Stored data
>>
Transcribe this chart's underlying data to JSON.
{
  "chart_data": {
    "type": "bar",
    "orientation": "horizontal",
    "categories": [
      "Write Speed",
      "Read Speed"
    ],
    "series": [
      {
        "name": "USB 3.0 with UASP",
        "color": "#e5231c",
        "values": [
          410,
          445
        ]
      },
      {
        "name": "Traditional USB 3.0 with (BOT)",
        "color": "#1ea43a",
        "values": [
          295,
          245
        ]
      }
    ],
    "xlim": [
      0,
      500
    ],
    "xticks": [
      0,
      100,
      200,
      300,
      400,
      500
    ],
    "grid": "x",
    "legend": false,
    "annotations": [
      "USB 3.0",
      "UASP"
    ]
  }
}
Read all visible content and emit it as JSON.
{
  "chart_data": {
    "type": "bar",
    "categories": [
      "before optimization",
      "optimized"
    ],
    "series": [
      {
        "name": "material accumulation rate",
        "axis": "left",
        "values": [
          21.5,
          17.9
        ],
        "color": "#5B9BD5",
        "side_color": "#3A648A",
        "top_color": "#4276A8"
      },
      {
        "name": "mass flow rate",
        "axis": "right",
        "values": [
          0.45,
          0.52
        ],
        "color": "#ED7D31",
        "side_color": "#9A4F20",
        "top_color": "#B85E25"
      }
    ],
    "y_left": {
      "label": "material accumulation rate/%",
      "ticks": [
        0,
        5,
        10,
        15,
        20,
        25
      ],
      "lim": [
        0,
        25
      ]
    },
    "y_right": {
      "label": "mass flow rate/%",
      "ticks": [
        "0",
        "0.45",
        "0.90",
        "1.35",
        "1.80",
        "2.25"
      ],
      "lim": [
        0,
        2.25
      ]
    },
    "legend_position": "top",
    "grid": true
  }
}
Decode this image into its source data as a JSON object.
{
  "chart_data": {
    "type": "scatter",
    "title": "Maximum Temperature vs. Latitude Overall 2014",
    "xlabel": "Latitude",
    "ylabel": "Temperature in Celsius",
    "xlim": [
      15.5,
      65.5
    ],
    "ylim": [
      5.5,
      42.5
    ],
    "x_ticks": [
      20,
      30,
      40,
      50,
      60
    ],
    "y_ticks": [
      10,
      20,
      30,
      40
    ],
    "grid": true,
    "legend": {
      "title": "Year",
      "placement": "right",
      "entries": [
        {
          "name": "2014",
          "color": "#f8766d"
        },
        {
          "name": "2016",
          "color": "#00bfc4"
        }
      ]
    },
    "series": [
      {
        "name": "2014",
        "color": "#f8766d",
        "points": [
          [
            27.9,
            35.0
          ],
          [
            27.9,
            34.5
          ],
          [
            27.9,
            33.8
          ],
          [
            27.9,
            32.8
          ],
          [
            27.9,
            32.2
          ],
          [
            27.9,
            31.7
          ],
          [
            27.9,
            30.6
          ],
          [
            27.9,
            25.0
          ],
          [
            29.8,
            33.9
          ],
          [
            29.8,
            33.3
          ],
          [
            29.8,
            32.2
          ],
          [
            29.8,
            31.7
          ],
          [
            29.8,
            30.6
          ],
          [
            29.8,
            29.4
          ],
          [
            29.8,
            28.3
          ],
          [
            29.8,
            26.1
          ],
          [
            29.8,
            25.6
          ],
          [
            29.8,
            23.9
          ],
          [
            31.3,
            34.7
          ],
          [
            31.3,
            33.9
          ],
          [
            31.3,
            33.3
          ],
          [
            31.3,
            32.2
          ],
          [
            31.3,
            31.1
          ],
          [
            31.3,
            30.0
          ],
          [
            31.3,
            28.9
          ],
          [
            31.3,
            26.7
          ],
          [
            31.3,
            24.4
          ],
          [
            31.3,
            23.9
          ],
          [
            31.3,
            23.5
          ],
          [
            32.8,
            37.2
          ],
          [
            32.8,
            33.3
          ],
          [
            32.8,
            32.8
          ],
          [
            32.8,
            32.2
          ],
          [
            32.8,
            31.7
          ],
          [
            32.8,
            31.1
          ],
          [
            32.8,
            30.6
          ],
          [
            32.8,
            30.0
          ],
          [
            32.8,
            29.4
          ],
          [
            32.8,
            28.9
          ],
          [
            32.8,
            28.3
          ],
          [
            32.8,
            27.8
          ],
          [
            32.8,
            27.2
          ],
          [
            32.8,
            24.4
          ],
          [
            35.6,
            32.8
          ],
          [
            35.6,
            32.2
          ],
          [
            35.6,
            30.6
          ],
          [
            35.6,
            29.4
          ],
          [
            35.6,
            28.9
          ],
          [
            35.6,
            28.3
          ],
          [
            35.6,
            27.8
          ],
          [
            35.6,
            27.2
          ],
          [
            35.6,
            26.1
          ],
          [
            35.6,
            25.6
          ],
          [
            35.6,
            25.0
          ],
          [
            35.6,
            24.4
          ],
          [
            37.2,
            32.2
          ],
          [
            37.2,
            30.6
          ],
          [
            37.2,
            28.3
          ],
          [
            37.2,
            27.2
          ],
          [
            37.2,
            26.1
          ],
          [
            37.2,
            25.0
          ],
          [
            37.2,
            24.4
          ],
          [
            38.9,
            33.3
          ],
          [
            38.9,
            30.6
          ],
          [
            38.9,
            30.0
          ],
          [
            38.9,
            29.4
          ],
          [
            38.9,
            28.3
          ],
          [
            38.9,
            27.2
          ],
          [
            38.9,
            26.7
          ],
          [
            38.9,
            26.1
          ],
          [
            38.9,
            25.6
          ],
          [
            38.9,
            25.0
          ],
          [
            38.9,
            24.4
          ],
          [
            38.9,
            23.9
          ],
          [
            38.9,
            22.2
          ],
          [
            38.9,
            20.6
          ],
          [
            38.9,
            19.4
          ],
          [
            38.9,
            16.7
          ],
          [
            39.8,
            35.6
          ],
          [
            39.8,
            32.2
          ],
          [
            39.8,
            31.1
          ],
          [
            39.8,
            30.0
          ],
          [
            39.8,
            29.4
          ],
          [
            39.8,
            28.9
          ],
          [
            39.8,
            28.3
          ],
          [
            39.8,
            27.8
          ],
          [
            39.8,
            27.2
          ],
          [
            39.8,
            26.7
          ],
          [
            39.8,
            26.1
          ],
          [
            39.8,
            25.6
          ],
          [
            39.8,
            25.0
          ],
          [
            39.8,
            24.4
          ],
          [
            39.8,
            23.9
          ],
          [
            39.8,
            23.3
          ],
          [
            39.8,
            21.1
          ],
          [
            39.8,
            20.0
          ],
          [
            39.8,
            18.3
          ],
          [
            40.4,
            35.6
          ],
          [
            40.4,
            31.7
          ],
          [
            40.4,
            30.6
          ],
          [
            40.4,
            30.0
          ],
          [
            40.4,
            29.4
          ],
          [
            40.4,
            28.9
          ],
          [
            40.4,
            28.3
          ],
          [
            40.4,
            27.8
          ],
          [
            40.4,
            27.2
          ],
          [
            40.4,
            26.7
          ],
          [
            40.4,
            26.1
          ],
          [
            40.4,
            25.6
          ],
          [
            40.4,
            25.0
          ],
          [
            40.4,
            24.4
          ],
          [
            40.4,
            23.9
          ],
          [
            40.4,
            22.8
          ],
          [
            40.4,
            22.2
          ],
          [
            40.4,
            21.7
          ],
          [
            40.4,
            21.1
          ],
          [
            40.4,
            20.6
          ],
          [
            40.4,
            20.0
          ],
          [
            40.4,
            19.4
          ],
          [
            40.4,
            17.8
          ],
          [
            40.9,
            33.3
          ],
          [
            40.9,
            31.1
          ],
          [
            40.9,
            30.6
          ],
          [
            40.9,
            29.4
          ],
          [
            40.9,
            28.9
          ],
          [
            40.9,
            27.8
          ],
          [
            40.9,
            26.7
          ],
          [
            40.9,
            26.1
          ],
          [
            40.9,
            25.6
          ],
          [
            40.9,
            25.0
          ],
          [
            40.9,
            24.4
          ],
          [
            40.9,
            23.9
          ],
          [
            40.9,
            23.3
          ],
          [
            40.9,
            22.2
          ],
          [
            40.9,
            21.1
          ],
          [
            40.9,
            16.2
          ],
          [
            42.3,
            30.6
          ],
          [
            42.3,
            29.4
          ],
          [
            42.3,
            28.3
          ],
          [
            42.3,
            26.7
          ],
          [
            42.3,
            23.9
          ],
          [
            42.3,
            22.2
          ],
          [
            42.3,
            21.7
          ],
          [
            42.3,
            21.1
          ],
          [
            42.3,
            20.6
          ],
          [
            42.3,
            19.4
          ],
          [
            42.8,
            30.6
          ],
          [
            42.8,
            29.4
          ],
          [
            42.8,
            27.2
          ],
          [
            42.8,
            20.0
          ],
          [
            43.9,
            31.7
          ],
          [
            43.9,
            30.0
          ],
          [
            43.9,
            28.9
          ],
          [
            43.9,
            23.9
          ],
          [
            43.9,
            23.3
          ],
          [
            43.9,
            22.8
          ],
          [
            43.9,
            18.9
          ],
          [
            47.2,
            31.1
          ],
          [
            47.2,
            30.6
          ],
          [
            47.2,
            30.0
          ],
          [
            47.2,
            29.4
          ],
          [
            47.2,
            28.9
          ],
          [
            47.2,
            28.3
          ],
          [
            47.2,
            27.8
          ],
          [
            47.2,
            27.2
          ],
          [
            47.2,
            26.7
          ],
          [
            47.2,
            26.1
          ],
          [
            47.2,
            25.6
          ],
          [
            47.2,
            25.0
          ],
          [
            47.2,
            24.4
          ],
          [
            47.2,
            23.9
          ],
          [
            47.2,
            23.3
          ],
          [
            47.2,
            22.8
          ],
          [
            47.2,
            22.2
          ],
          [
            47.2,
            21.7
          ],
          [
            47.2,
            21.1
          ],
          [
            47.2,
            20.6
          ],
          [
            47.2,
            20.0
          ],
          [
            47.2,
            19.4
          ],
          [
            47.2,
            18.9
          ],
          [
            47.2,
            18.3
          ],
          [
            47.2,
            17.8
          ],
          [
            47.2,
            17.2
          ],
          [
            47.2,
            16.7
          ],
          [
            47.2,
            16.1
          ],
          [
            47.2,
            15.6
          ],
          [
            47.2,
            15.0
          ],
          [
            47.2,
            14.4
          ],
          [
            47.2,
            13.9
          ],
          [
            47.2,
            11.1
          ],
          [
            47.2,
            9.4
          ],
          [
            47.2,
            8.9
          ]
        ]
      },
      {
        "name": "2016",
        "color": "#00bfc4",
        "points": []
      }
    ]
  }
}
<<
GIVEN TASK: From the data, pick out every line that includes "this".

COMPLETED EXERCISE:
Transcribe this chart's underlying data to JSON.
Decode this image into its source data as a JSON object.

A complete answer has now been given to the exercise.